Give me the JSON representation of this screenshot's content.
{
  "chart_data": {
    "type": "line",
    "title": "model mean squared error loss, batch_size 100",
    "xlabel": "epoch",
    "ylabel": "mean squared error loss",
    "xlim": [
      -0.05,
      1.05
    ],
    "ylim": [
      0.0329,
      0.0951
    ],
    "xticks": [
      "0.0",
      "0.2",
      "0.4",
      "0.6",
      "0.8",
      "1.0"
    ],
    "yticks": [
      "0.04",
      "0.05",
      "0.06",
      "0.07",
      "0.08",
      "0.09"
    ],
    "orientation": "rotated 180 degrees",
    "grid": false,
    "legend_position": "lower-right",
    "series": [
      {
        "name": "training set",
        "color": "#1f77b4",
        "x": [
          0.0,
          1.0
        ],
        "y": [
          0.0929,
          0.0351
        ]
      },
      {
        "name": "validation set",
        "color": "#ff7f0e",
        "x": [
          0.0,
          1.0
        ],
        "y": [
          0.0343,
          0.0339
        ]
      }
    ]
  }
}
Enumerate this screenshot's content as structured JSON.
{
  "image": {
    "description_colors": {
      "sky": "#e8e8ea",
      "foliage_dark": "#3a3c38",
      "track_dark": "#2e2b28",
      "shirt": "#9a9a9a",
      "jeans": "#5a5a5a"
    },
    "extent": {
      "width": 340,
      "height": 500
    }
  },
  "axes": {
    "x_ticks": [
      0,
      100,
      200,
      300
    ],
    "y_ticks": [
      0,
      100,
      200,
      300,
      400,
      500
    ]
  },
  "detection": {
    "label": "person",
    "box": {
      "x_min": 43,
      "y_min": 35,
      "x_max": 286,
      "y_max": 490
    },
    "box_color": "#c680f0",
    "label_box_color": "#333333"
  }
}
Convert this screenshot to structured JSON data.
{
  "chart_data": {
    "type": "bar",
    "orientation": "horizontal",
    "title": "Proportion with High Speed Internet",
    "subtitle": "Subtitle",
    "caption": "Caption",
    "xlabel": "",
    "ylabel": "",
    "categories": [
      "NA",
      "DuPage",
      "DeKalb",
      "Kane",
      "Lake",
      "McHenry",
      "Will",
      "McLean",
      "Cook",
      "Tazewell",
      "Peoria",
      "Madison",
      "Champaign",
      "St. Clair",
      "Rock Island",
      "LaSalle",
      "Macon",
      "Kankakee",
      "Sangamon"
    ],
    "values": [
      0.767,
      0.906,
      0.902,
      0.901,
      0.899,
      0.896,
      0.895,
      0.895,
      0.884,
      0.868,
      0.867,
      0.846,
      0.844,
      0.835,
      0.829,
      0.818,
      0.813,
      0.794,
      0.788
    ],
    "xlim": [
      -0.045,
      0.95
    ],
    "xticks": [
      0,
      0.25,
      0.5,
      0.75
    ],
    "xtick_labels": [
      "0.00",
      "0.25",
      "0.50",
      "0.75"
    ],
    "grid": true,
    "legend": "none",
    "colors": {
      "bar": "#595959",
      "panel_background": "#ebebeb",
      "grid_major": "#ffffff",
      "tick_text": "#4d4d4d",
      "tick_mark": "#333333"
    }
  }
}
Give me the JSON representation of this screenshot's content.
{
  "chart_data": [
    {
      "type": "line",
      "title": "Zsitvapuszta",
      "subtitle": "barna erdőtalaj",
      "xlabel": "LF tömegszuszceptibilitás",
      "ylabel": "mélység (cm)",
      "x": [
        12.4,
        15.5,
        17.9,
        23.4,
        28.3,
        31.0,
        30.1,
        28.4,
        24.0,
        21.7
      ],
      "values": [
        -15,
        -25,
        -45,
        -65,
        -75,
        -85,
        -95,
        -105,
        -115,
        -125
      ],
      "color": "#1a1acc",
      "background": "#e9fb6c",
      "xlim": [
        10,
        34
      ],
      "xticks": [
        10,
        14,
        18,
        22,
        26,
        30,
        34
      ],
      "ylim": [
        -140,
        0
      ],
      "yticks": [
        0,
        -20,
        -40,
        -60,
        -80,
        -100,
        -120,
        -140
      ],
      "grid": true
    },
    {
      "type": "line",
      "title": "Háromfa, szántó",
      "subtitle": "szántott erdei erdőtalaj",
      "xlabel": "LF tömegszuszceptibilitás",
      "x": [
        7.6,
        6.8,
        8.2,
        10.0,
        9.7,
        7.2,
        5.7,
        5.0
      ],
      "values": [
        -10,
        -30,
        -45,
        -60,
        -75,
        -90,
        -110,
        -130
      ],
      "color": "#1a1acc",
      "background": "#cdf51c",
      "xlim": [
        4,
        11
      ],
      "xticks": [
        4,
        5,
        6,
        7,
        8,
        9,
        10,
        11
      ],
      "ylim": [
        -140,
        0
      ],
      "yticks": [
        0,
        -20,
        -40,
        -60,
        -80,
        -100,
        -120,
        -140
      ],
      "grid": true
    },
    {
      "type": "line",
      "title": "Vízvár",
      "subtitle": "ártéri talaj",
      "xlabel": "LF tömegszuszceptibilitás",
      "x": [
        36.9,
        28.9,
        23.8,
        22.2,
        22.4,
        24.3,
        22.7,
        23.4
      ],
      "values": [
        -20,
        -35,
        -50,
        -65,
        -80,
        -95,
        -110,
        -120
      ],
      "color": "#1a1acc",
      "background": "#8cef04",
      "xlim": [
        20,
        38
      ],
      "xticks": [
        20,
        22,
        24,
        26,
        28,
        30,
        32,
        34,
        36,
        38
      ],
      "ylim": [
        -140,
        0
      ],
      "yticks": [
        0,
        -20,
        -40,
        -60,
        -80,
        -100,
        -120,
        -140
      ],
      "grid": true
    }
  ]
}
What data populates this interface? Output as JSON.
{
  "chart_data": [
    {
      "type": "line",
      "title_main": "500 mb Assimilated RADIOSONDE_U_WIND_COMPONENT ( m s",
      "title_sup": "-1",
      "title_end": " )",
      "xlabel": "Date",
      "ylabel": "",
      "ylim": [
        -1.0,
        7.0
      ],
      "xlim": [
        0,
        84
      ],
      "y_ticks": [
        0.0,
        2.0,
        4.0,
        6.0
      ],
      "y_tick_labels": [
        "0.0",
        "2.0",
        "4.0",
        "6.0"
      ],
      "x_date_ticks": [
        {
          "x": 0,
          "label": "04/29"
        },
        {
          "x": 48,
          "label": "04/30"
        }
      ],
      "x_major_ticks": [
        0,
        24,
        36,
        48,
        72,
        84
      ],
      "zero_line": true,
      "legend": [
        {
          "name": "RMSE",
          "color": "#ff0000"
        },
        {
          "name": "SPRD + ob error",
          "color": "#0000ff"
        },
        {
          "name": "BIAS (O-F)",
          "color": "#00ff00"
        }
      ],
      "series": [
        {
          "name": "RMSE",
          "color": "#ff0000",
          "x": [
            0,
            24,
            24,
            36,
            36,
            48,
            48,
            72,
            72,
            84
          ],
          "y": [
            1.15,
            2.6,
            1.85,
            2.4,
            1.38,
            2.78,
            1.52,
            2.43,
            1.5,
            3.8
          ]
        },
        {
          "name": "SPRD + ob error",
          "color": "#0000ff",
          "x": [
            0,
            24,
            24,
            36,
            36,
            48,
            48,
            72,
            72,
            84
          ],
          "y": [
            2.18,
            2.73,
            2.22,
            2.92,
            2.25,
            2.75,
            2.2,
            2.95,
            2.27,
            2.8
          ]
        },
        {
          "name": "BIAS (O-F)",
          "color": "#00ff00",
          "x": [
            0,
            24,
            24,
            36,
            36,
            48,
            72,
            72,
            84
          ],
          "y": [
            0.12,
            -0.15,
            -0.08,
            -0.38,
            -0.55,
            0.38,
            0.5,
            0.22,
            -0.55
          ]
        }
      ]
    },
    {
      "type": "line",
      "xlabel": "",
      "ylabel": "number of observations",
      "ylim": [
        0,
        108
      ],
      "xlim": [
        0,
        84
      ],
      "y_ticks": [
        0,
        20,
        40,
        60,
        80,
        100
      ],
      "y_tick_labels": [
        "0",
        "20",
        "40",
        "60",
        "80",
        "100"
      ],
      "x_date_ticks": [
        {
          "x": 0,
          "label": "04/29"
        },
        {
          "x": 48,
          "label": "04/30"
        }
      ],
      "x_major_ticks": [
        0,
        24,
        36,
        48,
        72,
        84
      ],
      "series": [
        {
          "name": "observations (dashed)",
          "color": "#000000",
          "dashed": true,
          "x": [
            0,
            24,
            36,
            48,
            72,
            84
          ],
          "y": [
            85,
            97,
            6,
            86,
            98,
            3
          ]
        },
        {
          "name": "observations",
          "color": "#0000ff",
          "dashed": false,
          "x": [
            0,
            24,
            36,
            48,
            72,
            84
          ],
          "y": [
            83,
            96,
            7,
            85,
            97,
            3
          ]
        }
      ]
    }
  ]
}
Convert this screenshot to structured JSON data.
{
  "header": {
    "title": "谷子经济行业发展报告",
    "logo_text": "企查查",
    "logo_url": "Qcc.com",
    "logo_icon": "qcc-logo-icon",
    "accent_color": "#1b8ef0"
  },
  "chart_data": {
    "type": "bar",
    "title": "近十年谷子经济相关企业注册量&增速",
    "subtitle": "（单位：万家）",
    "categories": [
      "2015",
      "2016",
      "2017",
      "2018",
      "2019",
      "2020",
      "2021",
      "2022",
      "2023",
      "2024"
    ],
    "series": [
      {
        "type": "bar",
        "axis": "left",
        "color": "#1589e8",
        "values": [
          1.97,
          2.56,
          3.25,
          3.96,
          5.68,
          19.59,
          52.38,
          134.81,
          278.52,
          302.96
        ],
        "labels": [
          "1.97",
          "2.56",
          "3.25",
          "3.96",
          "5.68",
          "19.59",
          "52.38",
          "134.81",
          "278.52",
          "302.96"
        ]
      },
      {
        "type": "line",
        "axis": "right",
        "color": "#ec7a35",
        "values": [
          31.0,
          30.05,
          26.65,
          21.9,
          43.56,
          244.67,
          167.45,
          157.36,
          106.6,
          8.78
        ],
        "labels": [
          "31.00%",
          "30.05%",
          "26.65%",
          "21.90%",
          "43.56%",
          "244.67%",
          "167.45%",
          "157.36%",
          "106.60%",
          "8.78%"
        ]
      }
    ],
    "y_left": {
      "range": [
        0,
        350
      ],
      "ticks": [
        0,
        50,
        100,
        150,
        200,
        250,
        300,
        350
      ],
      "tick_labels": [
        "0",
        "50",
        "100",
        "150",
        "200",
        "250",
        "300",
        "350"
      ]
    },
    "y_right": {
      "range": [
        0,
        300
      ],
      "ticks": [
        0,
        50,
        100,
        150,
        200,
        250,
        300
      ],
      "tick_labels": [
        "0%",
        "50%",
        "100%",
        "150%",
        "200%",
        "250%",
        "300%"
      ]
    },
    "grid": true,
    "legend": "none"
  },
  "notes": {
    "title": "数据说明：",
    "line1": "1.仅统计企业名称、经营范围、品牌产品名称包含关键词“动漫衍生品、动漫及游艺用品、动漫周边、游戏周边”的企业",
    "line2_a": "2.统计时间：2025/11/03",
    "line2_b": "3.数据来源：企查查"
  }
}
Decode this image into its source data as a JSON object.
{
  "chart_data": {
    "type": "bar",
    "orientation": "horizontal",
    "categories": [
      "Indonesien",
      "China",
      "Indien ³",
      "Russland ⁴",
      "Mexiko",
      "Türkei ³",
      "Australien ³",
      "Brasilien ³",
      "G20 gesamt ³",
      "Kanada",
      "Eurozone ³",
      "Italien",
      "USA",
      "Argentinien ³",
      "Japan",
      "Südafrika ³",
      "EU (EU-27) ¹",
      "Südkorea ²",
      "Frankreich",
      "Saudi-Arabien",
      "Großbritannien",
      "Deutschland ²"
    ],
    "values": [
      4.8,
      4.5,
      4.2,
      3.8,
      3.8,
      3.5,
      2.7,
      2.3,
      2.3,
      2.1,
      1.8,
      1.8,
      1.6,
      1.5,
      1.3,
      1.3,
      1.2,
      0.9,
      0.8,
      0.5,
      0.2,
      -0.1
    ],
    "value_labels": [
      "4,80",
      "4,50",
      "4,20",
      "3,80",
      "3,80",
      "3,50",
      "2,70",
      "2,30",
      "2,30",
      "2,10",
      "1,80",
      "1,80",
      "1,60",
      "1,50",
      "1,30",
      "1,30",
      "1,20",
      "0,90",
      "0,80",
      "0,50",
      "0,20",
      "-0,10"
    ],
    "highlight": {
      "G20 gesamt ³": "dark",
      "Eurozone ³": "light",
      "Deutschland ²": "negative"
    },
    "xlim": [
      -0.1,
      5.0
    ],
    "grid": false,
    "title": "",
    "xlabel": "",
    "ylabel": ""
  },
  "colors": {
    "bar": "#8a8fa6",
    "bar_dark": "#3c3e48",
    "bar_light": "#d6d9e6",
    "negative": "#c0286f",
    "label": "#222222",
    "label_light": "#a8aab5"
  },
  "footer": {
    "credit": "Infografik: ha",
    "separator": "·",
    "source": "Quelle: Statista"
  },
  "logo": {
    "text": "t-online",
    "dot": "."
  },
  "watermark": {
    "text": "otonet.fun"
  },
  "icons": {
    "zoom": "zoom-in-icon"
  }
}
======
YOUR TASK: Scan the material for lines with the word "observations", and copy each line you find.

CORRECT RESULT:
      "ylabel": "number of observations",
          "name": "observations (dashed)",
          "name": "observations",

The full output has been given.